▶ [Goal] Return exactly the lines from the one containing "What does this" through the last line of the records below, both included, and leave out any pictures.

(Collected data)
==================================================
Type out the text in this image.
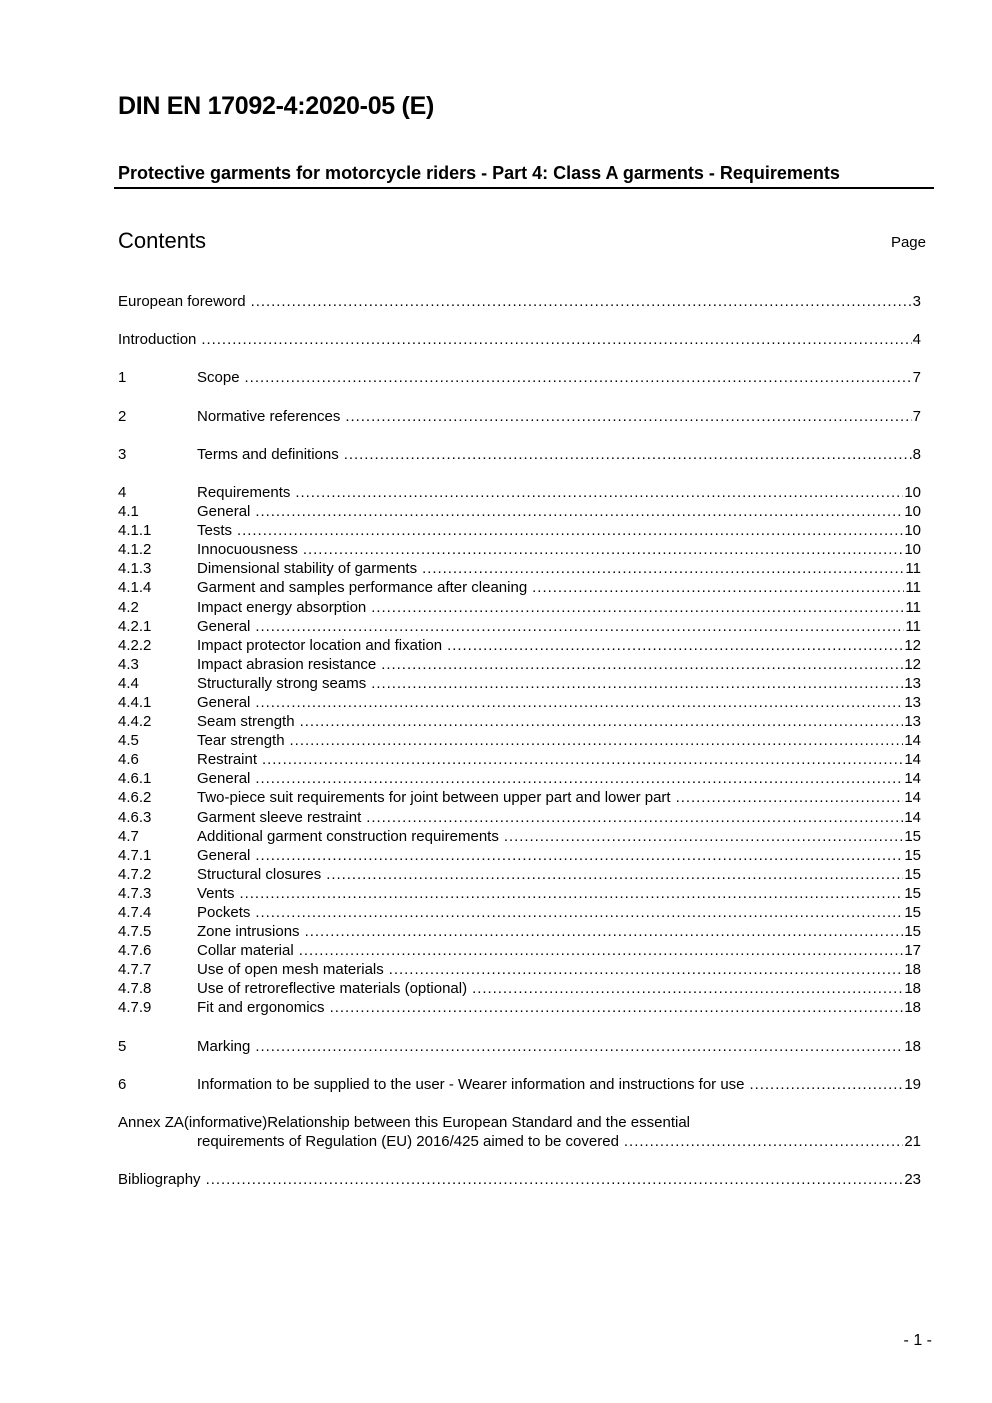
DIN EN 17092-4:2020-05 (E)
Protective garments for motorcycle riders - Part 4: Class A garments - Requirements
Contents	Page
European foreword . . .	3
Introduction . . .	4
1	Scope . . .	7
2	Normative references . . .	7
3	Terms and definitions . . .	8
4	Requirements . . .	10
4.1	General . . .	10
4.1.1	Tests . . .	10
4.1.2	Innocuousness . . .	10
4.1.3	Dimensional stability of garments . . .	11
4.1.4	Garment and samples performance after cleaning . . .	11
4.2	Impact energy absorption . . .	11
4.2.1	General . . .	11
4.2.2	Impact protector location and fixation . . .	12
4.3	Impact abrasion resistance . . .	12
4.4	Structurally strong seams . . .	13
4.4.1	General . . .	13
4.4.2	Seam strength . . .	13
4.5	Tear strength . . .	14
4.6	Restraint . . .	14
4.6.1	General . . .	14
4.6.2	Two-piece suit requirements for joint between upper part and lower part . . .	14
4.6.3	Garment sleeve restraint . . .	14
4.7	Additional garment construction requirements . . .	15
4.7.1	General . . .	15
4.7.2	Structural closures . . .	15
4.7.3	Vents . . .	15
4.7.4	Pockets . . .	15
4.7.5	Zone intrusions . . .	15
4.7.6	Collar material . . .	17
4.7.7	Use of open mesh materials . . .	18
4.7.8	Use of retroreflective materials (optional) . . .	18
4.7.9	Fit and ergonomics . . .	18
5	Marking . . .	18
6	Information to be supplied to the user - Wearer information and instructions for use . . .	19
Annex ZA(informative)Relationship between this European Standard and the essential
requirements of Regulation (EU) 2016/425 aimed to be covered . . .	21
Bibliography . . .	23
- 1 -
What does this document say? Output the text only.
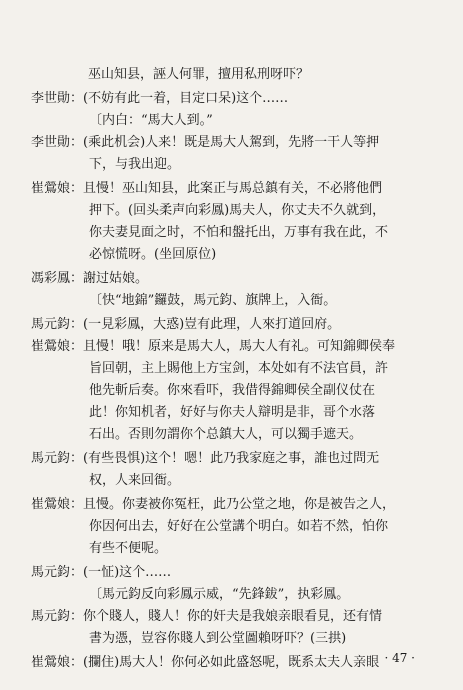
巫山知县，誣人何罪，擅用私刑呀吓？
李世勛：(不妨有此一着，目定口呆)这个……
〔内白：“馬大人到。”
李世勛：(乘此机会)人来！既是馬大人駕到，先將一干人等押
下，与我出迎。
崔鶯娘：且慢！巫山知县，此案正与馬总鎮有关，不必將他們
押下。(回头柔声向彩鳳)馬夫人，你丈夫不久就到，
你夫妻見面之时，不怕和盤托出，万事有我在此，不
必惊慌呀。(坐回原位)
馮彩鳳：謝过姑娘。
〔快“地錦”鑼鼓，馬元鈞、旗牌上，入衙。
馬元鈞：(一見彩鳳，大惑)豈有此理，人來打道回府。
崔鶯娘：且慢！哦！原来是馬大人，馬大人有礼。可知錦卿侯奉
旨回朝，主上賜他上方宝剑，本处如有不法官員，許
他先斬后奏。你來看吓，我借得錦卿侯全副仪仗在
此！你知机者，好好与你夫人辯明是非，哥个水落
石出。否則勿謂你个总鎮大人，可以獨手遮天。
馬元鈞：(有些畏惧)这个！嗯！此乃我家庭之事，誰也过問无
权，人来回衙。
崔鶯娘：且慢。你妻被你冤枉，此乃公堂之地，你是被告之人，
你因何出去，好好在公堂講个明白。如若不然，怕你
有些不便呢。
馬元鈞：(一怔)这个……
〔馬元鈞反向彩鳳示威，“先鋒鈸”，执彩鳳。
馬元鈞：你个賤人，賤人！你的奸夫是我娘亲眼看見，还有情
書为憑，豈容你賤人到公堂圖賴呀吓？(三拱)
崔鶯娘：(攔住)馬大人！你何必如此盛怒呢，既系太夫人亲眼 · 47 ·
==================================================
▶ [The output]
What does this document say? Output the text only.
巫山知县，誣人何罪，擅用私刑呀吓？
李世勛：(不妨有此一着，目定口呆)这个……
〔内白：“馬大人到。”
李世勛：(乘此机会)人来！既是馬大人駕到，先將一干人等押
下，与我出迎。
崔鶯娘：且慢！巫山知县，此案正与馬总鎮有关，不必將他們
押下。(回头柔声向彩鳳)馬夫人，你丈夫不久就到，
你夫妻見面之时，不怕和盤托出，万事有我在此，不
必惊慌呀。(坐回原位)
馮彩鳳：謝过姑娘。
〔快“地錦”鑼鼓，馬元鈞、旗牌上，入衙。
馬元鈞：(一見彩鳳，大惑)豈有此理，人來打道回府。
崔鶯娘：且慢！哦！原来是馬大人，馬大人有礼。可知錦卿侯奉
旨回朝，主上賜他上方宝剑，本处如有不法官員，許
他先斬后奏。你來看吓，我借得錦卿侯全副仪仗在
此！你知机者，好好与你夫人辯明是非，哥个水落
石出。否則勿謂你个总鎮大人，可以獨手遮天。
馬元鈞：(有些畏惧)这个！嗯！此乃我家庭之事，誰也过問无
权，人来回衙。
崔鶯娘：且慢。你妻被你冤枉，此乃公堂之地，你是被告之人，
你因何出去，好好在公堂講个明白。如若不然，怕你
有些不便呢。
馬元鈞：(一怔)这个……
〔馬元鈞反向彩鳳示威，“先鋒鈸”，执彩鳳。
馬元鈞：你个賤人，賤人！你的奸夫是我娘亲眼看見，还有情
書为憑，豈容你賤人到公堂圖賴呀吓？(三拱)
崔鶯娘：(攔住)馬大人！你何必如此盛怒呢，既系太夫人亲眼 · 47 ·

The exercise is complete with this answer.